Request –
Extract each line of the data and write it out again exactly.

Given entries –
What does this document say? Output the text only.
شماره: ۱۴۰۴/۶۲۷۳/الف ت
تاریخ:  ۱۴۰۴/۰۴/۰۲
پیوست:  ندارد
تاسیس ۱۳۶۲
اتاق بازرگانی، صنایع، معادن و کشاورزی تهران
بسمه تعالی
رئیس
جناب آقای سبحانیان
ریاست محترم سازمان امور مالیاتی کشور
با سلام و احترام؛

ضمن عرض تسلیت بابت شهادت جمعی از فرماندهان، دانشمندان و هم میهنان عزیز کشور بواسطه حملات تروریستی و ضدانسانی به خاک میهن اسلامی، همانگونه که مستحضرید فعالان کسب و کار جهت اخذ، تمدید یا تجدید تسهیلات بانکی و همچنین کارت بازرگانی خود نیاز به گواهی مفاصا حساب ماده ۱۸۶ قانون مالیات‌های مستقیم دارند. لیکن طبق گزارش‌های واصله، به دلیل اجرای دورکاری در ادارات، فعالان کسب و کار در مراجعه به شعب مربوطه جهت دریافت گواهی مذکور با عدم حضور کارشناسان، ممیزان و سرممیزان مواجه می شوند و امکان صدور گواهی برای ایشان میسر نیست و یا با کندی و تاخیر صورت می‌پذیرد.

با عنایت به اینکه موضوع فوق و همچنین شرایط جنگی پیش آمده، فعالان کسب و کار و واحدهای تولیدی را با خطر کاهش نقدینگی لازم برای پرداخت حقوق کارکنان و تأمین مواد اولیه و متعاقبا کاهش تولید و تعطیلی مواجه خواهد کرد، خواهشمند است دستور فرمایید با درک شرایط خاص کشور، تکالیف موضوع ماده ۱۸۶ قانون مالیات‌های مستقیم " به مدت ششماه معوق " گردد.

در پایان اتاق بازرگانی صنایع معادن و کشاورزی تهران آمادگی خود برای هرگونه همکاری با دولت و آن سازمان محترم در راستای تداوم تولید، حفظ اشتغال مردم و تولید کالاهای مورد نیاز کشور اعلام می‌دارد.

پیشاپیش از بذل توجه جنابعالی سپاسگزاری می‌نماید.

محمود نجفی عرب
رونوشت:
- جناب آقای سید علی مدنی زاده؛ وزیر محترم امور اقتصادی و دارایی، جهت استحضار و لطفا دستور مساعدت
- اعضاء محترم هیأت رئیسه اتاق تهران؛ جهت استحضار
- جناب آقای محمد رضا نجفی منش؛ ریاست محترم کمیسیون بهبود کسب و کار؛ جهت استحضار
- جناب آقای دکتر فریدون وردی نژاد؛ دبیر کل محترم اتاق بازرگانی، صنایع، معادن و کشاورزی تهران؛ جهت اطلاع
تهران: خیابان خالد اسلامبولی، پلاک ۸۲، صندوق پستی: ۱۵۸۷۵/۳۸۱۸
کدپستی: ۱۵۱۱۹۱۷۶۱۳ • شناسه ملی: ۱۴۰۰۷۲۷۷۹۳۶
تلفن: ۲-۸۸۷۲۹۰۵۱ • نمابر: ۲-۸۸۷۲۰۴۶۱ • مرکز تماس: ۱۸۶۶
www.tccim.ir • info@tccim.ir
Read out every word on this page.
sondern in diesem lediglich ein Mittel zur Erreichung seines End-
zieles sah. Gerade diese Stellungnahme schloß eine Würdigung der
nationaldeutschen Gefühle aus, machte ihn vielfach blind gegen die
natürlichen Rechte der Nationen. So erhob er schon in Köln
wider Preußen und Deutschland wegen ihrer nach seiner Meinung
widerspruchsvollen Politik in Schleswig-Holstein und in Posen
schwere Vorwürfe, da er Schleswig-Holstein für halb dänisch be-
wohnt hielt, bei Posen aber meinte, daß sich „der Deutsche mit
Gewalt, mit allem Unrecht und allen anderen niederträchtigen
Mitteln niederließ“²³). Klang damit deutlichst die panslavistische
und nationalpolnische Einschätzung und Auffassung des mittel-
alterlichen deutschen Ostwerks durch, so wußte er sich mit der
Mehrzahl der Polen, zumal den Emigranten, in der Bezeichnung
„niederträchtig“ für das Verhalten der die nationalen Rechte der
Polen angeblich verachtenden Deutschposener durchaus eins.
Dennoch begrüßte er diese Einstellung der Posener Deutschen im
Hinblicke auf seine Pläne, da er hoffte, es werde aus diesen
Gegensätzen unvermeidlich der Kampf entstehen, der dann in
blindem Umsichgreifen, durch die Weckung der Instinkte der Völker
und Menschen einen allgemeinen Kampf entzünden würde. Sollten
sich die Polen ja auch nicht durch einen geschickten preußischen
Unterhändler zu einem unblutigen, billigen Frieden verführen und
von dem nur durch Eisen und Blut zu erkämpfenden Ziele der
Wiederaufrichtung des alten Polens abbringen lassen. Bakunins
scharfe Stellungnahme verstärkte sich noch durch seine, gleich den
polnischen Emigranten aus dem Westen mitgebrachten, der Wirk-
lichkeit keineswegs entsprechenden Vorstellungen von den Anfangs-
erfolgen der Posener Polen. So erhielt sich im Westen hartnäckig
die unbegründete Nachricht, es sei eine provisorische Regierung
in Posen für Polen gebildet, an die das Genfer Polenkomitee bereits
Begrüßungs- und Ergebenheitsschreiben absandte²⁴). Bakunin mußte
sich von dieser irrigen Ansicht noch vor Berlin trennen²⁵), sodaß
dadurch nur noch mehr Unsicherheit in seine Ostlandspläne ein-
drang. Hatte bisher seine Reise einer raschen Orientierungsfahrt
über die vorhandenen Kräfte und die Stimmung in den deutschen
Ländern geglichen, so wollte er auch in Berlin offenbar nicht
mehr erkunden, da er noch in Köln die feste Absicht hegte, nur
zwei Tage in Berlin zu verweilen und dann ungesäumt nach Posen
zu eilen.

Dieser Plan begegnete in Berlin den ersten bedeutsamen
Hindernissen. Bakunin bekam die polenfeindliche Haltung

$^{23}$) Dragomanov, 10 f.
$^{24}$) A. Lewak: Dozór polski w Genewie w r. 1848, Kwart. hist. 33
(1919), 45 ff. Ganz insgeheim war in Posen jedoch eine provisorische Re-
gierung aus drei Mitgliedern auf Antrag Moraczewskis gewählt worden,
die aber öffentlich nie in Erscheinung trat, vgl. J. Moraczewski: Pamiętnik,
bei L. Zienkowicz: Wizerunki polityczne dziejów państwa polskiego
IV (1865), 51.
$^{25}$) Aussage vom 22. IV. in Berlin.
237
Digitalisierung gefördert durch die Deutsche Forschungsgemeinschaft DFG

Exercise output –
What does this document say? Output the text only.
شماره: ۱۴۰۴/۶۲۷۳/الف ت
تاریخ:  ۱۴۰۴/۰۴/۰۲
پیوست:  ندارد
تاسیس ۱۳۶۲
اتاق بازرگانی، صنایع، معادن و کشاورزی تهران
بسمه تعالی
رئیس
جناب آقای سبحانیان
ریاست محترم سازمان امور مالیاتی کشور
با سلام و احترام؛

ضمن عرض تسلیت بابت شهادت جمعی از فرماندهان، دانشمندان و هم میهنان عزیز کشور بواسطه حملات تروریستی و ضدانسانی به خاک میهن اسلامی، همانگونه که مستحضرید فعالان کسب و کار جهت اخذ، تمدید یا تجدید تسهیلات بانکی و همچنین کارت بازرگانی خود نیاز به گواهی مفاصا حساب ماده ۱۸۶ قانون مالیات‌های مستقیم دارند. لیکن طبق گزارش‌های واصله، به دلیل اجرای دورکاری در ادارات، فعالان کسب و کار در مراجعه به شعب مربوطه جهت دریافت گواهی مذکور با عدم حضور کارشناسان، ممیزان و سرممیزان مواجه می شوند و امکان صدور گواهی برای ایشان میسر نیست و یا با کندی و تاخیر صورت می‌پذیرد.

با عنایت به اینکه موضوع فوق و همچنین شرایط جنگی پیش آمده، فعالان کسب و کار و واحدهای تولیدی را با خطر کاهش نقدینگی لازم برای پرداخت حقوق کارکنان و تأمین مواد اولیه و متعاقبا کاهش تولید و تعطیلی مواجه خواهد کرد، خواهشمند است دستور فرمایید با درک شرایط خاص کشور، تکالیف موضوع ماده ۱۸۶ قانون مالیات‌های مستقیم " به مدت ششماه معوق " گردد.

در پایان اتاق بازرگانی صنایع معادن و کشاورزی تهران آمادگی خود برای هرگونه همکاری با دولت و آن سازمان محترم در راستای تداوم تولید، حفظ اشتغال مردم و تولید کالاهای مورد نیاز کشور اعلام می‌دارد.

پیشاپیش از بذل توجه جنابعالی سپاسگزاری می‌نماید.

محمود نجفی عرب
رونوشت:
- جناب آقای سید علی مدنی زاده؛ وزیر محترم امور اقتصادی و دارایی، جهت استحضار و لطفا دستور مساعدت
- اعضاء محترم هیأت رئیسه اتاق تهران؛ جهت استحضار
- جناب آقای محمد رضا نجفی منش؛ ریاست محترم کمیسیون بهبود کسب و کار؛ جهت استحضار
- جناب آقای دکتر فریدون وردی نژاد؛ دبیر کل محترم اتاق بازرگانی، صنایع، معادن و کشاورزی تهران؛ جهت اطلاع
تهران: خیابان خالد اسلامبولی، پلاک ۸۲، صندوق پستی: ۱۵۸۷۵/۳۸۱۸
کدپستی: ۱۵۱۱۹۱۷۶۱۳ • شناسه ملی: ۱۴۰۰۷۲۷۷۹۳۶
تلفن: ۲-۸۸۷۲۹۰۵۱ • نمابر: ۲-۸۸۷۲۰۴۶۱ • مرکز تماس: ۱۸۶۶
www.tccim.ir • info@tccim.ir
Read out every word on this page.
sondern in diesem lediglich ein Mittel zur Erreichung seines End-
zieles sah. Gerade diese Stellungnahme schloß eine Würdigung der
nationaldeutschen Gefühle aus, machte ihn vielfach blind gegen die
natürlichen Rechte der Nationen. So erhob er schon in Köln
wider Preußen und Deutschland wegen ihrer nach seiner Meinung
widerspruchsvollen Politik in Schleswig-Holstein und in Posen
schwere Vorwürfe, da er Schleswig-Holstein für halb dänisch be-
wohnt hielt, bei Posen aber meinte, daß sich „der Deutsche mit
Gewalt, mit allem Unrecht und allen anderen niederträchtigen
Mitteln niederließ“²³). Klang damit deutlichst die panslavistische
und nationalpolnische Einschätzung und Auffassung des mittel-
alterlichen deutschen Ostwerks durch, so wußte er sich mit der
Mehrzahl der Polen, zumal den Emigranten, in der Bezeichnung
„niederträchtig“ für das Verhalten der die nationalen Rechte der
Polen angeblich verachtenden Deutschposener durchaus eins.
Dennoch begrüßte er diese Einstellung der Posener Deutschen im
Hinblicke auf seine Pläne, da er hoffte, es werde aus diesen
Gegensätzen unvermeidlich der Kampf entstehen, der dann in
blindem Umsichgreifen, durch die Weckung der Instinkte der Völker
und Menschen einen allgemeinen Kampf entzünden würde. Sollten
sich die Polen ja auch nicht durch einen geschickten preußischen
Unterhändler zu einem unblutigen, billigen Frieden verführen und
von dem nur durch Eisen und Blut zu erkämpfenden Ziele der
Wiederaufrichtung des alten Polens abbringen lassen. Bakunins
scharfe Stellungnahme verstärkte sich noch durch seine, gleich den
polnischen Emigranten aus dem Westen mitgebrachten, der Wirk-
lichkeit keineswegs entsprechenden Vorstellungen von den Anfangs-
erfolgen der Posener Polen. So erhielt sich im Westen hartnäckig
die unbegründete Nachricht, es sei eine provisorische Regierung
in Posen für Polen gebildet, an die das Genfer Polenkomitee bereits
Begrüßungs- und Ergebenheitsschreiben absandte²⁴). Bakunin mußte
sich von dieser irrigen Ansicht noch vor Berlin trennen²⁵), sodaß
dadurch nur noch mehr Unsicherheit in seine Ostlandspläne ein-
drang. Hatte bisher seine Reise einer raschen Orientierungsfahrt
über die vorhandenen Kräfte und die Stimmung in den deutschen
Ländern geglichen, so wollte er auch in Berlin offenbar nicht
mehr erkunden, da er noch in Köln die feste Absicht hegte, nur
zwei Tage in Berlin zu verweilen und dann ungesäumt nach Posen
zu eilen.

Dieser Plan begegnete in Berlin den ersten bedeutsamen
Hindernissen. Bakunin bekam die polenfeindliche Haltung

$^{23}$) Dragomanov, 10 f.
$^{24}$) A. Lewak: Dozór polski w Genewie w r. 1848, Kwart. hist. 33
(1919), 45 ff. Ganz insgeheim war in Posen jedoch eine provisorische Re-
gierung aus drei Mitgliedern auf Antrag Moraczewskis gewählt worden,
die aber öffentlich nie in Erscheinung trat, vgl. J. Moraczewski: Pamiętnik,
bei L. Zienkowicz: Wizerunki polityczne dziejów państwa polskiego
IV (1865), 51.
$^{25}$) Aussage vom 22. IV. in Berlin.
237
Digitalisierung gefördert durch die Deutsche Forschungsgemeinschaft DFG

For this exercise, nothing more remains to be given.